THE DATA:
========

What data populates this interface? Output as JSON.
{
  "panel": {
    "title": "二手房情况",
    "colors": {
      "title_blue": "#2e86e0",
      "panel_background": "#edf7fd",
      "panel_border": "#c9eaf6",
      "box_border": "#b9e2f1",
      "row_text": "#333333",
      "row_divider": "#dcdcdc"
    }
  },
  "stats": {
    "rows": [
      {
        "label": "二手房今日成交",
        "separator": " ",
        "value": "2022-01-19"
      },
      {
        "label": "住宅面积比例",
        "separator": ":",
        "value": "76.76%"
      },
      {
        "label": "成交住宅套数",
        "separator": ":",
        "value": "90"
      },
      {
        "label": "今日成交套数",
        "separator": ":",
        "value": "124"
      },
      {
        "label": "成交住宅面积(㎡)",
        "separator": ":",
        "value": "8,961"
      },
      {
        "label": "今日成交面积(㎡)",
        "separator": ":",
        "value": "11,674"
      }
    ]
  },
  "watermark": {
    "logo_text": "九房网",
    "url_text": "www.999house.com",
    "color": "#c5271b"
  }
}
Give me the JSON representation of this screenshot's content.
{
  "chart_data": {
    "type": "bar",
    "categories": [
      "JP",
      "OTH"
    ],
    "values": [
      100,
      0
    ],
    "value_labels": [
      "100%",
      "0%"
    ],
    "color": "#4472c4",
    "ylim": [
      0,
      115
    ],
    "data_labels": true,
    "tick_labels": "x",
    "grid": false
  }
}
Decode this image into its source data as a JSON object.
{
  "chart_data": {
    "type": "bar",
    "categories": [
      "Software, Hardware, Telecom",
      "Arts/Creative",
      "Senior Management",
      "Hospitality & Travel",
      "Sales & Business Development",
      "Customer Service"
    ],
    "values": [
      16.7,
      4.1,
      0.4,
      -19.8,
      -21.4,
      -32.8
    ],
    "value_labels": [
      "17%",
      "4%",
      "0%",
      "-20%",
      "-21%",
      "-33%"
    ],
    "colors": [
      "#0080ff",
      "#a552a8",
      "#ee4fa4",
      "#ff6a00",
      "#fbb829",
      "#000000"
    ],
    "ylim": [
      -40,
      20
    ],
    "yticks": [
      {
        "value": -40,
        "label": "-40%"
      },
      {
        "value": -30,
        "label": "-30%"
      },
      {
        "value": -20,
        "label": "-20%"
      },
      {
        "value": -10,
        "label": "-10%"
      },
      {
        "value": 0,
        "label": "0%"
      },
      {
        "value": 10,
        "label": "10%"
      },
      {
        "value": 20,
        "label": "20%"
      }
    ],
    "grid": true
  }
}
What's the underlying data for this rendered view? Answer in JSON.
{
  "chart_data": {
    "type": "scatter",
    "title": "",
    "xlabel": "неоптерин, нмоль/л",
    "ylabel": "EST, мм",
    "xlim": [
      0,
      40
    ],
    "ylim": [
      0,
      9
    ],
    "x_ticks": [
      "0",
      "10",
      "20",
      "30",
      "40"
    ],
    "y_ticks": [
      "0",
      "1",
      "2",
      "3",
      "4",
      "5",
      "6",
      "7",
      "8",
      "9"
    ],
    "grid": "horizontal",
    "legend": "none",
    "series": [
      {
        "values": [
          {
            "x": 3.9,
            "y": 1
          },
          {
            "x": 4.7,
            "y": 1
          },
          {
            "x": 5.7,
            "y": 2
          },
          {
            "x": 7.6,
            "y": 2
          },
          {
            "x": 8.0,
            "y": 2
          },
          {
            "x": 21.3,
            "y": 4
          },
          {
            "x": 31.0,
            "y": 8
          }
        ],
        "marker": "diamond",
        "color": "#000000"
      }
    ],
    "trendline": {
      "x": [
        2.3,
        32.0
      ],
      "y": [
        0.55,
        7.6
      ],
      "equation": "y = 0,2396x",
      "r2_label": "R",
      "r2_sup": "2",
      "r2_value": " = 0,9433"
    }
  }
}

========

THE TASK: Repeat the preceding lines exactly, please, every one of them.

PROBLEM SOLUTION:
What data populates this interface? Output as JSON.
{
  "panel": {
    "title": "二手房情况",
    "colors": {
      "title_blue": "#2e86e0",
      "panel_background": "#edf7fd",
      "panel_border": "#c9eaf6",
      "box_border": "#b9e2f1",
      "row_text": "#333333",
      "row_divider": "#dcdcdc"
    }
  },
  "stats": {
    "rows": [
      {
        "label": "二手房今日成交",
        "separator": " ",
        "value": "2022-01-19"
      },
      {
        "label": "住宅面积比例",
        "separator": ":",
        "value": "76.76%"
      },
      {
        "label": "成交住宅套数",
        "separator": ":",
        "value": "90"
      },
      {
        "label": "今日成交套数",
        "separator": ":",
        "value": "124"
      },
      {
        "label": "成交住宅面积(㎡)",
        "separator": ":",
        "value": "8,961"
      },
      {
        "label": "今日成交面积(㎡)",
        "separator": ":",
        "value": "11,674"
      }
    ]
  },
  "watermark": {
    "logo_text": "九房网",
    "url_text": "www.999house.com",
    "color": "#c5271b"
  }
}
Give me the JSON representation of this screenshot's content.
{
  "chart_data": {
    "type": "bar",
    "categories": [
      "JP",
      "OTH"
    ],
    "values": [
      100,
      0
    ],
    "value_labels": [
      "100%",
      "0%"
    ],
    "color": "#4472c4",
    "ylim": [
      0,
      115
    ],
    "data_labels": true,
    "tick_labels": "x",
    "grid": false
  }
}
Decode this image into its source data as a JSON object.
{
  "chart_data": {
    "type": "bar",
    "categories": [
      "Software, Hardware, Telecom",
      "Arts/Creative",
      "Senior Management",
      "Hospitality & Travel",
      "Sales & Business Development",
      "Customer Service"
    ],
    "values": [
      16.7,
      4.1,
      0.4,
      -19.8,
      -21.4,
      -32.8
    ],
    "value_labels": [
      "17%",
      "4%",
      "0%",
      "-20%",
      "-21%",
      "-33%"
    ],
    "colors": [
      "#0080ff",
      "#a552a8",
      "#ee4fa4",
      "#ff6a00",
      "#fbb829",
      "#000000"
    ],
    "ylim": [
      -40,
      20
    ],
    "yticks": [
      {
        "value": -40,
        "label": "-40%"
      },
      {
        "value": -30,
        "label": "-30%"
      },
      {
        "value": -20,
        "label": "-20%"
      },
      {
        "value": -10,
        "label": "-10%"
      },
      {
        "value": 0,
        "label": "0%"
      },
      {
        "value": 10,
        "label": "10%"
      },
      {
        "value": 20,
        "label": "20%"
      }
    ],
    "grid": true
  }
}
What's the underlying data for this rendered view? Answer in JSON.
{
  "chart_data": {
    "type": "scatter",
    "title": "",
    "xlabel": "неоптерин, нмоль/л",
    "ylabel": "EST, мм",
    "xlim": [
      0,
      40
    ],
    "ylim": [
      0,
      9
    ],
    "x_ticks": [
      "0",
      "10",
      "20",
      "30",
      "40"
    ],
    "y_ticks": [
      "0",
      "1",
      "2",
      "3",
      "4",
      "5",
      "6",
      "7",
      "8",
      "9"
    ],
    "grid": "horizontal",
    "legend": "none",
    "series": [
      {
        "values": [
          {
            "x": 3.9,
            "y": 1
          },
          {
            "x": 4.7,
            "y": 1
          },
          {
            "x": 5.7,
            "y": 2
          },
          {
            "x": 7.6,
            "y": 2
          },
          {
            "x": 8.0,
            "y": 2
          },
          {
            "x": 21.3,
            "y": 4
          },
          {
            "x": 31.0,
            "y": 8
          }
        ],
        "marker": "diamond",
        "color": "#000000"
      }
    ],
    "trendline": {
      "x": [
        2.3,
        32.0
      ],
      "y": [
        0.55,
        7.6
      ],
      "equation": "y = 0,2396x",
      "r2_label": "R",
      "r2_sup": "2",
      "r2_value": " = 0,9433"
    }
  }
}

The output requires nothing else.